Data entries
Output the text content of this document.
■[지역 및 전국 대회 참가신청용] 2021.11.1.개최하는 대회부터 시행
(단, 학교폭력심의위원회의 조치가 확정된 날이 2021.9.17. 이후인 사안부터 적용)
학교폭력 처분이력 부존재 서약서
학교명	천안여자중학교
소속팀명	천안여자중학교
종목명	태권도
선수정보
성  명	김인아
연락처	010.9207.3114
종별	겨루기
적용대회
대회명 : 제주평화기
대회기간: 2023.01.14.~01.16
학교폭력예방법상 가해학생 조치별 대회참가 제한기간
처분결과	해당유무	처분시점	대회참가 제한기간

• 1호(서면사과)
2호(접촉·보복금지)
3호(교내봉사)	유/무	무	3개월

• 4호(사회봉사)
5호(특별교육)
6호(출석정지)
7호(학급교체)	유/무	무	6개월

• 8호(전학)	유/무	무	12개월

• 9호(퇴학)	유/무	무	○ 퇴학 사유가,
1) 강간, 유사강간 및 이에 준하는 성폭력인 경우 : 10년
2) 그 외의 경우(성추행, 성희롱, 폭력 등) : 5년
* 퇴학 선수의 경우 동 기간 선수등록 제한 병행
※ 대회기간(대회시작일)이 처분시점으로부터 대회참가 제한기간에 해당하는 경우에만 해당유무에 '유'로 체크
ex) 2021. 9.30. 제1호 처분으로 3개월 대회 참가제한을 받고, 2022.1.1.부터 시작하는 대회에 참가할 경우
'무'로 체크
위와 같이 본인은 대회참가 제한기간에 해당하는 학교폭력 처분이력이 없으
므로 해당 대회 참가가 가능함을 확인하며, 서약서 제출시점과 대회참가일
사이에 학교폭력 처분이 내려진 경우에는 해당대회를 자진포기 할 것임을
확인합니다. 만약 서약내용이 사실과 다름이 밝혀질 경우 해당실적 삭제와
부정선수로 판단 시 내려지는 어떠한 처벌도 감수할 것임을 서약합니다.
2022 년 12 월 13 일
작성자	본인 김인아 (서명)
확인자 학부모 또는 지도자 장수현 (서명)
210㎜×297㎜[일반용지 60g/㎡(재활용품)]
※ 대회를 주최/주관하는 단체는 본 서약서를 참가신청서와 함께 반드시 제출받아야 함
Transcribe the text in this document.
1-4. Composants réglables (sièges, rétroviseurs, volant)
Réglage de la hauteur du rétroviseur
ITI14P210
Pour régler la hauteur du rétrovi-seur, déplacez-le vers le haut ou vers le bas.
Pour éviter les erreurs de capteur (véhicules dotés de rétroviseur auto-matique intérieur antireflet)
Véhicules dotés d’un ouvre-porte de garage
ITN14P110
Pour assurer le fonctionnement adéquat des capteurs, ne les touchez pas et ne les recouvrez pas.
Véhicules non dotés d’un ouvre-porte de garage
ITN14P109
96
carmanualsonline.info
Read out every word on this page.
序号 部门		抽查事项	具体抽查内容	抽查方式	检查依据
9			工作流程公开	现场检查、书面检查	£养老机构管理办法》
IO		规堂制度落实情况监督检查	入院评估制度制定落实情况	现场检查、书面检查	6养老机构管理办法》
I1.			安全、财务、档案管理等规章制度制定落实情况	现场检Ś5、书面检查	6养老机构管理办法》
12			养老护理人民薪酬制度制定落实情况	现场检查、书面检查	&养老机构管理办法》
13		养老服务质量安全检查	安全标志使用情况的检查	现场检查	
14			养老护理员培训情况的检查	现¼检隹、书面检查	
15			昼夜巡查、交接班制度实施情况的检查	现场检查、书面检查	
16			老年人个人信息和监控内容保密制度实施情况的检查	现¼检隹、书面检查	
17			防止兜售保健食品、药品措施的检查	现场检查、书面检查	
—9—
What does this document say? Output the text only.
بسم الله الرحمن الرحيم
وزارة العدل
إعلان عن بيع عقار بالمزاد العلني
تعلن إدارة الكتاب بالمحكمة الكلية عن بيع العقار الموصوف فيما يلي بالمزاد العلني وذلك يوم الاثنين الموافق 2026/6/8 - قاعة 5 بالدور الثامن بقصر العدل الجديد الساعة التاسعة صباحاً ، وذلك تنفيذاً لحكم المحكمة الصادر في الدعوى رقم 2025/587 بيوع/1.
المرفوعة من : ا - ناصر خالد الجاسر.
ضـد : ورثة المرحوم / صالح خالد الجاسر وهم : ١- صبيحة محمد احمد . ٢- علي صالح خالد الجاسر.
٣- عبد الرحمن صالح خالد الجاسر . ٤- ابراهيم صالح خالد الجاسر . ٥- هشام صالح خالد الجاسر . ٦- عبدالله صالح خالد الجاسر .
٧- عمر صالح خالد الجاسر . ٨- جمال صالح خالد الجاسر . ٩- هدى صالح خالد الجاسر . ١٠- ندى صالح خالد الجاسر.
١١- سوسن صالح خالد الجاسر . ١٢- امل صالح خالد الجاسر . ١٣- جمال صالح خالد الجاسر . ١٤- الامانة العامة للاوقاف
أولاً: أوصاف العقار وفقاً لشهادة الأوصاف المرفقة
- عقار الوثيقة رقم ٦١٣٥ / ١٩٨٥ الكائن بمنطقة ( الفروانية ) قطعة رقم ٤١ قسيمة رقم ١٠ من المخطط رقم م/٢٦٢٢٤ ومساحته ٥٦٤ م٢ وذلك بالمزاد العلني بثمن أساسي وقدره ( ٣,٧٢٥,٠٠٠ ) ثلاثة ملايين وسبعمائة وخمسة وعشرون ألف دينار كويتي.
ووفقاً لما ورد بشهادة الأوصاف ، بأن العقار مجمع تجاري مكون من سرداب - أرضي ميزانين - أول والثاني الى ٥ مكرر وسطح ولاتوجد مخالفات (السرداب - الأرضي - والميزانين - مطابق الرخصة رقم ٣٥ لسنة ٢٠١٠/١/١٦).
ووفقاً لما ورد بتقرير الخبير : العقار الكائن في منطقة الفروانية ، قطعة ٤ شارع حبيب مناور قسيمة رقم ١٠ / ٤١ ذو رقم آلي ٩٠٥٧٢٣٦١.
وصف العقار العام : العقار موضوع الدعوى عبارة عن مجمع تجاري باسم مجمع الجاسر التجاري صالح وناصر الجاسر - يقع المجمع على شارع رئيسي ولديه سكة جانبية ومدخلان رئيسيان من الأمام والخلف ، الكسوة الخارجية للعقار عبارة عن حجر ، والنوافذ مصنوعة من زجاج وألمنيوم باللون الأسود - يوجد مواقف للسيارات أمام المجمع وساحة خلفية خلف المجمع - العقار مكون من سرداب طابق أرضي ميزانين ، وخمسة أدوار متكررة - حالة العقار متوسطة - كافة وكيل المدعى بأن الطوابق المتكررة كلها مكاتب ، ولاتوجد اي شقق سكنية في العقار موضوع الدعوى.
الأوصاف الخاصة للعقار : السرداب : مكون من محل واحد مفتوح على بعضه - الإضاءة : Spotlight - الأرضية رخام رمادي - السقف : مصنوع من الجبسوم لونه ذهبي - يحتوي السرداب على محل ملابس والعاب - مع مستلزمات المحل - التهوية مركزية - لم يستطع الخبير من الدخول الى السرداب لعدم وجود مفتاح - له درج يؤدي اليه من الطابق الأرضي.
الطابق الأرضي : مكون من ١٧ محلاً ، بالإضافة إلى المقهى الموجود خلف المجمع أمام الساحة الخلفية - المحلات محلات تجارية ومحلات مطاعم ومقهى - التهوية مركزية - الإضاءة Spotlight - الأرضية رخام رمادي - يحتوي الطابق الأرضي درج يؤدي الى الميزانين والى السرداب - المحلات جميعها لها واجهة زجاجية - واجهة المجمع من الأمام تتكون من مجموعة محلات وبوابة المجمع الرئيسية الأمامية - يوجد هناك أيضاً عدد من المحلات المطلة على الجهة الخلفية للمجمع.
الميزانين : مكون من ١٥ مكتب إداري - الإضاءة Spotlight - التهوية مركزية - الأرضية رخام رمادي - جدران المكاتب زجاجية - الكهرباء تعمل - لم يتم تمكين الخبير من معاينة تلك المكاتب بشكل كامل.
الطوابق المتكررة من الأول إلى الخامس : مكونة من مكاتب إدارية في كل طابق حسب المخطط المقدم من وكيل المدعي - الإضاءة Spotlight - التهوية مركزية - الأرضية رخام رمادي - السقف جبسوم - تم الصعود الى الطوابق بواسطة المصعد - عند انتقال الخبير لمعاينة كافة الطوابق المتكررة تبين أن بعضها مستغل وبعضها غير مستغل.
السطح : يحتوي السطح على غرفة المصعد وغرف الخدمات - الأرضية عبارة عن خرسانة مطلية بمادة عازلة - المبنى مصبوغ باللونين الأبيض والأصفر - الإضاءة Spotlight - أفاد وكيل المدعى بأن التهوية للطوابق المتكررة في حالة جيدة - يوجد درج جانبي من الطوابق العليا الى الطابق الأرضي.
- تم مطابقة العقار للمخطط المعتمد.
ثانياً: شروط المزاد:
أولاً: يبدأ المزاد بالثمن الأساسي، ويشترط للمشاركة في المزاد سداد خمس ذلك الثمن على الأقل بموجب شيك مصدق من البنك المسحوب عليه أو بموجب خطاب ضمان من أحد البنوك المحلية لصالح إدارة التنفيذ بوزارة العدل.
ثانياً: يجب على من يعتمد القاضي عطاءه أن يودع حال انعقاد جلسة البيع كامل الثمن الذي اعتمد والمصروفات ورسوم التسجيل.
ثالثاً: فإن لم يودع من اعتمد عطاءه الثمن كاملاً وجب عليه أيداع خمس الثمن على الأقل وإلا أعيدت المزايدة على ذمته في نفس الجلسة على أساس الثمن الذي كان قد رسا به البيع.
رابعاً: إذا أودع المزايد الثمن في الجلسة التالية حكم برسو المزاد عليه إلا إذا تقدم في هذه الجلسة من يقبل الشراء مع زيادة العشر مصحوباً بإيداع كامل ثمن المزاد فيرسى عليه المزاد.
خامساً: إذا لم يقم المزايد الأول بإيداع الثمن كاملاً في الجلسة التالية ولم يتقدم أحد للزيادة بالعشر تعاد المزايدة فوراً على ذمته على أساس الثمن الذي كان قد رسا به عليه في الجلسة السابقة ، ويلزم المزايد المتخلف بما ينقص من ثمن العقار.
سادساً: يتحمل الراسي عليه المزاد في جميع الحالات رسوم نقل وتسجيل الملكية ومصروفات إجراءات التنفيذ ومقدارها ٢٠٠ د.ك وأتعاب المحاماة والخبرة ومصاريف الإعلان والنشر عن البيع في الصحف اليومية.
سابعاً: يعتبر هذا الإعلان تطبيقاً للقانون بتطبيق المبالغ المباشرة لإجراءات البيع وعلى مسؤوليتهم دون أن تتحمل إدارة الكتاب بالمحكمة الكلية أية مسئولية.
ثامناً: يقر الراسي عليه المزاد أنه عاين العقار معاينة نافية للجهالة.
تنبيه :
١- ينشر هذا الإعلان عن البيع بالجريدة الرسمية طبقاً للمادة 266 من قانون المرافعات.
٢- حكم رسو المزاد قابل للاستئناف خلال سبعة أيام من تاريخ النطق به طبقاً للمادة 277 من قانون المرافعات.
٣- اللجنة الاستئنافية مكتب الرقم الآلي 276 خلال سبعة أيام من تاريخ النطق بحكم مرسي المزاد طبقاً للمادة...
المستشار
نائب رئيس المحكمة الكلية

__TASK TO COMPLETE__
Tally the lines of the data that contain the string "يؤدي" and report the total alone.

__TASK RESPONSE__
2